STATED GOAL: Restate the whole listing word for word. Pictures are left out.

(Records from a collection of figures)
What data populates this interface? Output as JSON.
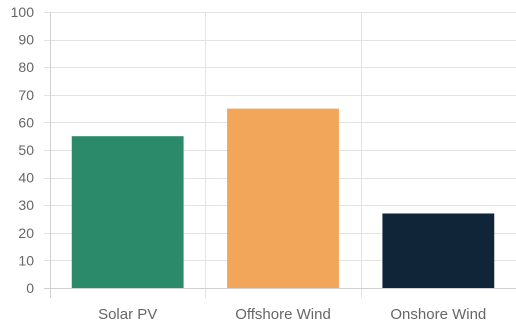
{
  "chart_data": {
    "type": "bar",
    "categories": [
      "Solar PV",
      "Offshore Wind",
      "Onshore Wind"
    ],
    "values": [
      55,
      65,
      27
    ],
    "colors": [
      "#2a8a6a",
      "#f2a65a",
      "#112539"
    ],
    "yticks": [
      "0",
      "10",
      "20",
      "30",
      "40",
      "50",
      "60",
      "70",
      "80",
      "90",
      "100"
    ],
    "ylim": [
      0,
      100
    ],
    "grid": true,
    "legend": "none"
  }
}
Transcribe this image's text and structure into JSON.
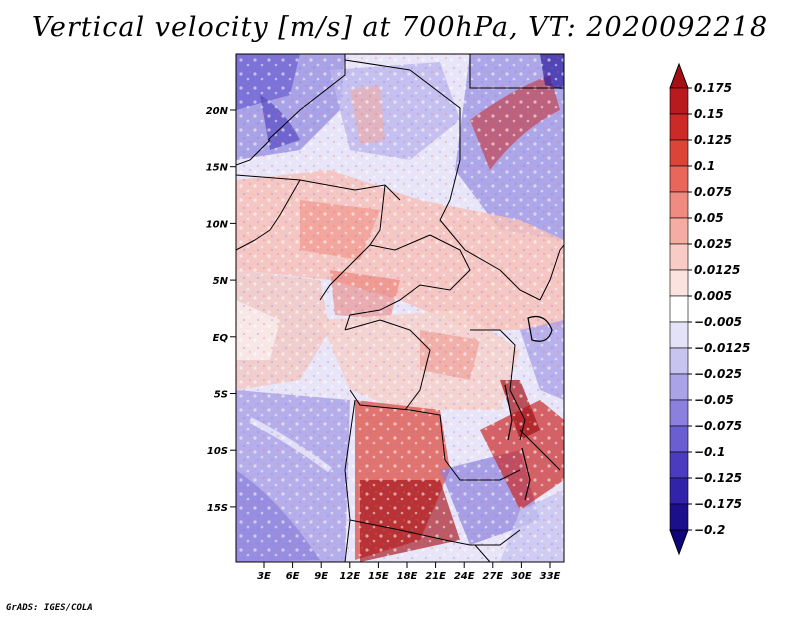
{
  "title": "Vertical velocity [m/s] at 700hPa, VT: 2020092218",
  "footer": "GrADS: IGES/COLA",
  "map": {
    "lat_ticks": [
      "20N",
      "15N",
      "10N",
      "5N",
      "EQ",
      "5S",
      "10S",
      "15S"
    ],
    "lon_ticks": [
      "3E",
      "6E",
      "9E",
      "12E",
      "15E",
      "18E",
      "21E",
      "24E",
      "27E",
      "30E",
      "33E"
    ]
  },
  "colorbar": {
    "levels": [
      "0.175",
      "0.15",
      "0.125",
      "0.1",
      "0.075",
      "0.05",
      "0.025",
      "0.0125",
      "0.005",
      "-0.005",
      "-0.0125",
      "-0.025",
      "-0.05",
      "-0.075",
      "-0.1",
      "-0.125",
      "-0.175",
      "-0.2"
    ],
    "colors": [
      "#a50f15",
      "#b81a1e",
      "#cb2a27",
      "#dd4438",
      "#e8665a",
      "#ef8b80",
      "#f4aca3",
      "#f8cbc4",
      "#fbe3df",
      "#ffffff",
      "#e4e2f7",
      "#c8c4f0",
      "#aba3e8",
      "#8b80dd",
      "#6b5ed0",
      "#4b3cbf",
      "#3224a8",
      "#1c0f8c",
      "#10047a"
    ]
  }
}
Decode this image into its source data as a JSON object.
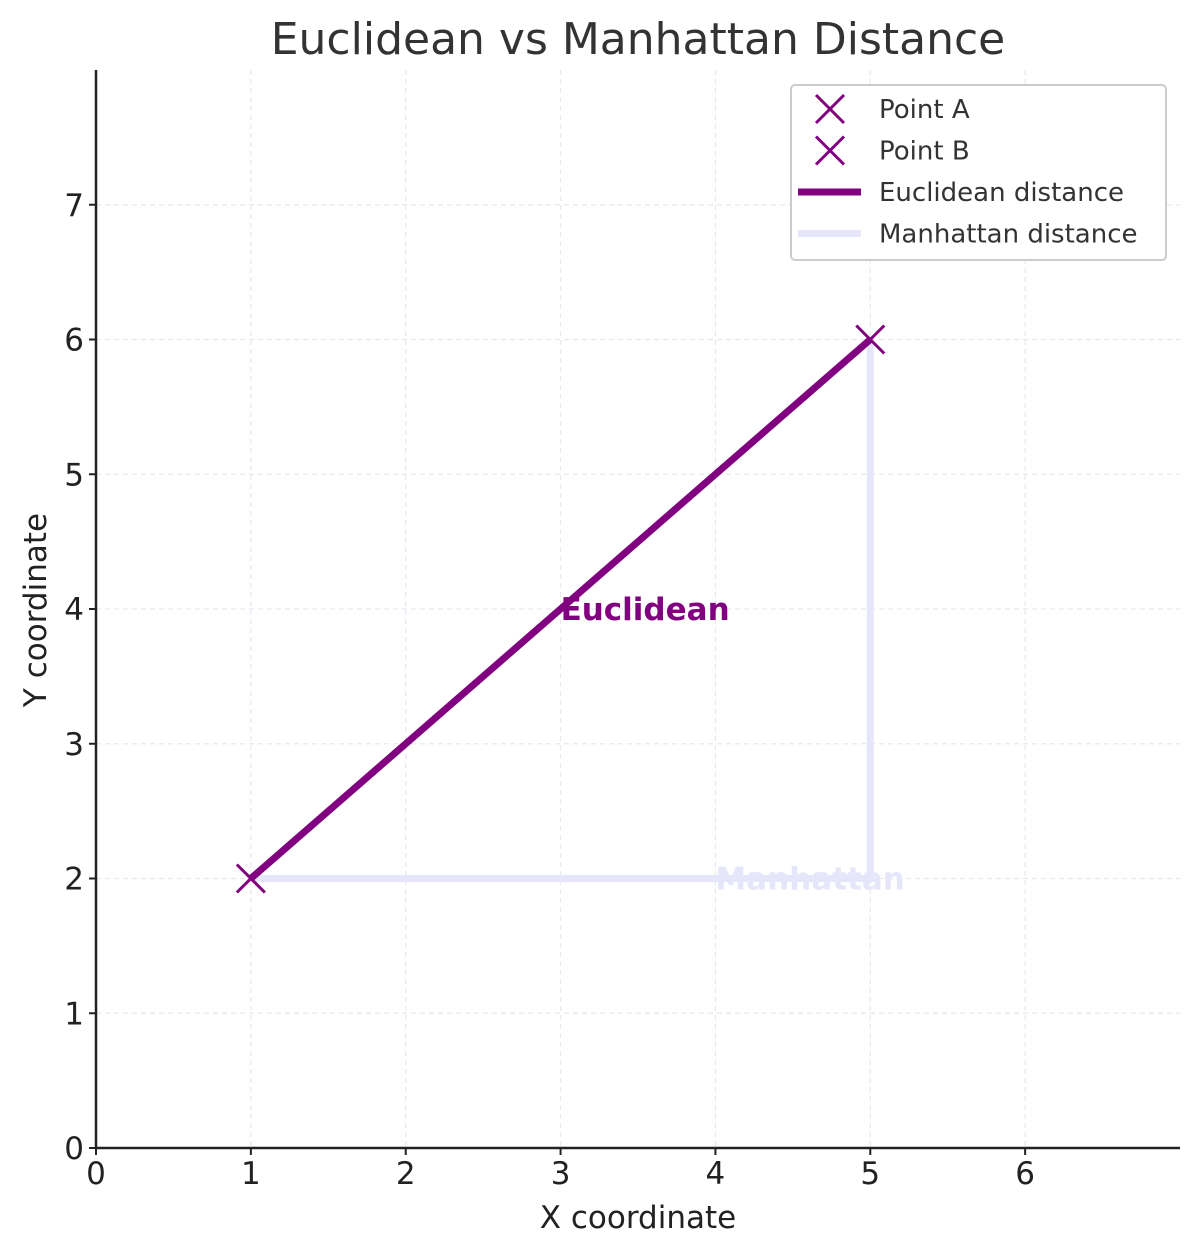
{
  "chart_data": {
    "type": "line",
    "title": "Euclidean vs Manhattan Distance",
    "xlabel": "X coordinate",
    "ylabel": "Y coordinate",
    "xlim": [
      0,
      7
    ],
    "ylim": [
      0,
      8
    ],
    "x_ticks": [
      0,
      1,
      2,
      3,
      4,
      5,
      6
    ],
    "y_ticks": [
      0,
      1,
      2,
      3,
      4,
      5,
      6,
      7
    ],
    "grid": true,
    "legend_position": "top-right",
    "points": [
      {
        "name": "Point A",
        "x": 1,
        "y": 2,
        "marker": "x",
        "color": "#800080"
      },
      {
        "name": "Point B",
        "x": 5,
        "y": 6,
        "marker": "x",
        "color": "#800080"
      }
    ],
    "series": [
      {
        "name": "Euclidean distance",
        "color": "#800080",
        "x": [
          1,
          5
        ],
        "y": [
          2,
          6
        ]
      },
      {
        "name": "Manhattan distance",
        "color": "#e6e6fa",
        "x": [
          1,
          5,
          5
        ],
        "y": [
          2,
          2,
          6
        ]
      }
    ],
    "annotations": [
      {
        "text": "Euclidean",
        "x": 3,
        "y": 4,
        "color": "#800080"
      },
      {
        "text": "Manhattan",
        "x": 4,
        "y": 2,
        "color": "#e6e6fa"
      }
    ],
    "colors": {
      "grid": "#e8e8f0",
      "axis": "#222222"
    }
  }
}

OUTPUT OF THE TASK:
What data populates this interface? Output as JSON.
{
  "chart_data": {
    "type": "bar",
    "categories": [
      "Solar PV",
      "Offshore Wind",
      "Onshore Wind"
    ],
    "values": [
      55,
      65,
      27
    ],
    "colors": [
      "#2a8a6a",
      "#f2a65a",
      "#112539"
    ],
    "yticks": [
      "0",
      "10",
      "20",
      "30",
      "40",
      "50",
      "60",
      "70",
      "80",
      "90",
      "100"
    ],
    "ylim": [
      0,
      100
    ],
    "grid": true,
    "legend": "none"
  }
}
Transcribe this image's text and structure into JSON.
{
  "title": "Vertical velocity [m/s] at 700hPa, VT: 2020092218",
  "footer": "GrADS: IGES/COLA",
  "map": {
    "lat_ticks": [
      "20N",
      "15N",
      "10N",
      "5N",
      "EQ",
      "5S",
      "10S",
      "15S"
    ],
    "lon_ticks": [
      "3E",
      "6E",
      "9E",
      "12E",
      "15E",
      "18E",
      "21E",
      "24E",
      "27E",
      "30E",
      "33E"
    ]
  },
  "colorbar": {
    "levels": [
      "0.175",
      "0.15",
      "0.125",
      "0.1",
      "0.075",
      "0.05",
      "0.025",
      "0.0125",
      "0.005",
      "-0.005",
      "-0.0125",
      "-0.025",
      "-0.05",
      "-0.075",
      "-0.1",
      "-0.125",
      "-0.175",
      "-0.2"
    ],
    "colors": [
      "#a50f15",
      "#b81a1e",
      "#cb2a27",
      "#dd4438",
      "#e8665a",
      "#ef8b80",
      "#f4aca3",
      "#f8cbc4",
      "#fbe3df",
      "#ffffff",
      "#e4e2f7",
      "#c8c4f0",
      "#aba3e8",
      "#8b80dd",
      "#6b5ed0",
      "#4b3cbf",
      "#3224a8",
      "#1c0f8c",
      "#10047a"
    ]
  }
}
Decode this image into its source data as a JSON object.
{
  "chart_data": {
    "type": "line",
    "title": "Euclidean vs Manhattan Distance",
    "xlabel": "X coordinate",
    "ylabel": "Y coordinate",
    "xlim": [
      0,
      7
    ],
    "ylim": [
      0,
      8
    ],
    "x_ticks": [
      0,
      1,
      2,
      3,
      4,
      5,
      6
    ],
    "y_ticks": [
      0,
      1,
      2,
      3,
      4,
      5,
      6,
      7
    ],
    "grid": true,
    "legend_position": "top-right",
    "points": [
      {
        "name": "Point A",
        "x": 1,
        "y": 2,
        "marker": "x",
        "color": "#800080"
      },
      {
        "name": "Point B",
        "x": 5,
        "y": 6,
        "marker": "x",
        "color": "#800080"
      }
    ],
    "series": [
      {
        "name": "Euclidean distance",
        "color": "#800080",
        "x": [
          1,
          5
        ],
        "y": [
          2,
          6
        ]
      },
      {
        "name": "Manhattan distance",
        "color": "#e6e6fa",
        "x": [
          1,
          5,
          5
        ],
        "y": [
          2,
          2,
          6
        ]
      }
    ],
    "annotations": [
      {
        "text": "Euclidean",
        "x": 3,
        "y": 4,
        "color": "#800080"
      },
      {
        "text": "Manhattan",
        "x": 4,
        "y": 2,
        "color": "#e6e6fa"
      }
    ],
    "colors": {
      "grid": "#e8e8f0",
      "axis": "#222222"
    }
  }
}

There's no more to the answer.